→ **Extract**
*****

Im wunderschönen Monat Mai
In May, the magic month of May,
When all the buds were breaking,
Oh then within my heart
The fires of love awakened.
In May, the magic month of May,
When birds were merry-making,
Oh then I told my darling
Of how my heart was aching.
Why, it's May right now. This poem is almost relevant. That's the whole poem, another one from the 1820s. If you can pronounce German, in the first line, italicized above, you can hear why so many songs were built on Heine lyrics. Seven vowel sounds in eight syllables.* Aaron Kramer's translation also sounds like a song, but a quite different one.
Wenn zwei von einander scheiden
The last farewell of lovers
  Is whispered as they stand
With tears they cannot conquer,
  And hand in trembling hand.
But when we two were parted
  We did not sigh nor moan.
We had all life before us
  In which to weep alone.
This one may verge on the ridiculous. In some ways, Heine occupies a place in German comparable to Keats or Shelley in English, but I'm not sure either of those two, or anyone else, was such a prolific source of this kind of brief lyric poem, where the bittersweet substance of it just barely exists. Not pure music, but close.

*****

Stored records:
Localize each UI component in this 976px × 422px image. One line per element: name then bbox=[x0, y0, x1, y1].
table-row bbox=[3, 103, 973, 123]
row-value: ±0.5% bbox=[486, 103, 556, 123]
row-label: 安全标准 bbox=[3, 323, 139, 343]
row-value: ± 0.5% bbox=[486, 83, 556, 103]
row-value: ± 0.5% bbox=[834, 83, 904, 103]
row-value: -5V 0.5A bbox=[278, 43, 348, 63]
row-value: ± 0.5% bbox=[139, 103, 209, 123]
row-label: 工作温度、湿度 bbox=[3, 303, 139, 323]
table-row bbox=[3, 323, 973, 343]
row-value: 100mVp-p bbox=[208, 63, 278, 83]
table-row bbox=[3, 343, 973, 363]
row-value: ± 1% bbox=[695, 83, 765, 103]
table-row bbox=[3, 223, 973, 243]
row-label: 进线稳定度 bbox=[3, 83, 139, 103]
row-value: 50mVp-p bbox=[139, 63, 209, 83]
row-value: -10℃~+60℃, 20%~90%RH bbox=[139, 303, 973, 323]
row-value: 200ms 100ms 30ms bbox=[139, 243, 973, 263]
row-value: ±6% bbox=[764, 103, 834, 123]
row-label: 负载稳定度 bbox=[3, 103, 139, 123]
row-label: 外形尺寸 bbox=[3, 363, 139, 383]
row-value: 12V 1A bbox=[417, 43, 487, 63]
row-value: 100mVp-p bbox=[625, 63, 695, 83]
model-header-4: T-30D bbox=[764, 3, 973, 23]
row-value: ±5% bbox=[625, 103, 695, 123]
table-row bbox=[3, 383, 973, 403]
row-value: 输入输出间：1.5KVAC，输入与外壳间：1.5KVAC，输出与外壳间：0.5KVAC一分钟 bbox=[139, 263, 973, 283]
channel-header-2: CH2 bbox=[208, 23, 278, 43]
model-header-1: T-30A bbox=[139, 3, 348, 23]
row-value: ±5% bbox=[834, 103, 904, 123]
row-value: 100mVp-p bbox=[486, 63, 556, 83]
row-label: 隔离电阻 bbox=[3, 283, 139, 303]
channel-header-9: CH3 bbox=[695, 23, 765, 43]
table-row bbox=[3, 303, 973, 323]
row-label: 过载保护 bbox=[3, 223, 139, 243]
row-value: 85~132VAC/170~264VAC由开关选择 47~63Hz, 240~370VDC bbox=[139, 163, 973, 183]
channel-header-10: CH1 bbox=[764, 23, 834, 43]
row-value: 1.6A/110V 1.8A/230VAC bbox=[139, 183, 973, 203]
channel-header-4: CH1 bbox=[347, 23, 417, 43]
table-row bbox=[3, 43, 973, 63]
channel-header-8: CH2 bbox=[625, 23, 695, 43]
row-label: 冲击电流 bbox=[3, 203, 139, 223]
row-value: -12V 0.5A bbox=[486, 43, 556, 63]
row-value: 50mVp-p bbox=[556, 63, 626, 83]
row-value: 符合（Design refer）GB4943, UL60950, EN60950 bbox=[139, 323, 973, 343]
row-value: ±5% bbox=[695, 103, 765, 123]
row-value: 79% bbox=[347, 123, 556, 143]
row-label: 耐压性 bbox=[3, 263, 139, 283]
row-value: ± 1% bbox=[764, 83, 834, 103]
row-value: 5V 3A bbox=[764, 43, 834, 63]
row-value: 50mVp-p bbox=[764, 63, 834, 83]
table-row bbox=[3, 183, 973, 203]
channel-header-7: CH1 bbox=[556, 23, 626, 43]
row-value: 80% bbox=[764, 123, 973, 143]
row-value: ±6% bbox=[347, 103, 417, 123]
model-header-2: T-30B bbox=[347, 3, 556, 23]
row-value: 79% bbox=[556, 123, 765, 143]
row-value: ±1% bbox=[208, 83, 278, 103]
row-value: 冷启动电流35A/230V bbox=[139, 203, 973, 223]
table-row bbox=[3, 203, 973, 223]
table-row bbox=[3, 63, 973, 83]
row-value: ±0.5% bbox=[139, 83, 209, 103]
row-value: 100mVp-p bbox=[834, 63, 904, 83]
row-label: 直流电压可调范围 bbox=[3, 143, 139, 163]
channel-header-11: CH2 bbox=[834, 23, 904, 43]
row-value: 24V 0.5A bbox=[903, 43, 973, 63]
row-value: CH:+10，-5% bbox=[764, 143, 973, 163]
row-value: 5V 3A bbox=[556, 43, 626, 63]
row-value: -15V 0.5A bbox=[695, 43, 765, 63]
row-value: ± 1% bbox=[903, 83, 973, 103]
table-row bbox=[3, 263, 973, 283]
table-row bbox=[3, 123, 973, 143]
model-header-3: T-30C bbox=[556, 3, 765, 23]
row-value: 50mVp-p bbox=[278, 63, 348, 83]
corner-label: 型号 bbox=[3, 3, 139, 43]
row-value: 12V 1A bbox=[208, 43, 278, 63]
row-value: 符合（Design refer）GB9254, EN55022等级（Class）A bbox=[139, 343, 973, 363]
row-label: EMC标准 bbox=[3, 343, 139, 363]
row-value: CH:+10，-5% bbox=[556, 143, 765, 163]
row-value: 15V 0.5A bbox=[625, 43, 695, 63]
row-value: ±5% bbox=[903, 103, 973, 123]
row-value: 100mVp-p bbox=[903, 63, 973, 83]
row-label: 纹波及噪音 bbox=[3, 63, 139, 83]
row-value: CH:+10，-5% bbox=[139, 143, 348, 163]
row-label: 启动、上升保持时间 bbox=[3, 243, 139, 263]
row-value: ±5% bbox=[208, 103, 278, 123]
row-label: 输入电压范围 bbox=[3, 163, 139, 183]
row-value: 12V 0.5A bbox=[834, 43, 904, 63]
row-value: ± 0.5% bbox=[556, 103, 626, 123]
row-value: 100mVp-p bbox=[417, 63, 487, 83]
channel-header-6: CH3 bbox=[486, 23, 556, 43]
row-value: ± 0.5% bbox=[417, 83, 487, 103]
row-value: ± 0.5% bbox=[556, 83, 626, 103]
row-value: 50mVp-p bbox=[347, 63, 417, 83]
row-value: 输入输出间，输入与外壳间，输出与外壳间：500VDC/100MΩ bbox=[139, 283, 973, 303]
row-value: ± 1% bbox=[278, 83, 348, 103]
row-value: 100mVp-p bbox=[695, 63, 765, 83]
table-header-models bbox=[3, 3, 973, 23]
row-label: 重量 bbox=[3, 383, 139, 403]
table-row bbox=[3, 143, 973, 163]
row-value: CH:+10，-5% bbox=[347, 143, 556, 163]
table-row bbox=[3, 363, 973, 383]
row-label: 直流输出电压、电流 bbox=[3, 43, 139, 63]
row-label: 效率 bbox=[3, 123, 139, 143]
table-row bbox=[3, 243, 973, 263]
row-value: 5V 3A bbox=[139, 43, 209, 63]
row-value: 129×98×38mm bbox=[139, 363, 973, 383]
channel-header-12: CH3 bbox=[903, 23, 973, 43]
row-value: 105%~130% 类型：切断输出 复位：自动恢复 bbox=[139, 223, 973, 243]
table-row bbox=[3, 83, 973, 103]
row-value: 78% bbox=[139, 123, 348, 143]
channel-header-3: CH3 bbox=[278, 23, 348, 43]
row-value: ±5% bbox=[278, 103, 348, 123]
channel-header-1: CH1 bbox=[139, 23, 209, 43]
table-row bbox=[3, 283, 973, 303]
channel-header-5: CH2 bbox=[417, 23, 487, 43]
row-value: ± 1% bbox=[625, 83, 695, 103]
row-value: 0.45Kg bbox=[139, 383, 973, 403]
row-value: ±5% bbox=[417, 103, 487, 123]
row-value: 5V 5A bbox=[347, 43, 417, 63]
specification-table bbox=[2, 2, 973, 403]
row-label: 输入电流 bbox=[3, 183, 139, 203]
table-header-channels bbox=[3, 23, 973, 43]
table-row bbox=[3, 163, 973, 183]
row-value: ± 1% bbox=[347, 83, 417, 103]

*****

→ **Tasks to complete**
1. List every person named in the piece on Heine's lyrics.
2. Write out the passage of the piece on Heine's lyrics between "Why, it's May" and "in trembling hand.", inclusive.
3. Extend the piece on Heine's lyrics past its final sentence.

→ **Answers for the tasks**
1. Heine, Aaron Kramer, Keats, Shelley

2.
Why, it's May right now. This poem is almost relevant. That's the whole poem, another one from the 1820s. If you can pronounce German, in the first line, italicized above, you can hear why so many songs were built on Heine lyrics. Seven vowel sounds in eight syllables.* Aaron Kramer's translation also sounds like a song, but a quite different one.
Wenn zwei von einander scheiden
The last farewell of lovers
  Is whispered as they stand
With tears they cannot conquer,
  And hand in trembling hand.

3.
Heine wrote a heap of poems like this, but it's hardly his only mode. Tomorrow, a look at the acid-tongued Heine.
* Hear how the types of vowel sound alternate in the German: i/u/e/ö/e/o/a/ai. The English can't replicate this, but can at least keep all of the "m"s.
I never know how serious to take the Heine of the Buch der Lieder. Knowing his acid-tongued version, I always suspect that it’s a joke, this combination of simplicity and levity, that he’s quietly making fun of the sentimentality and romanticism of his readers. But they lapped it up, so he continued producing.
ReplyDeleteYes, Heine is irony-soaked.
ReplyDeleteThe Sol Liptzin book I mention a few posts later, The English Legend of Heinrich Heine, was a huge help understanding the unironic Heine audience you mention.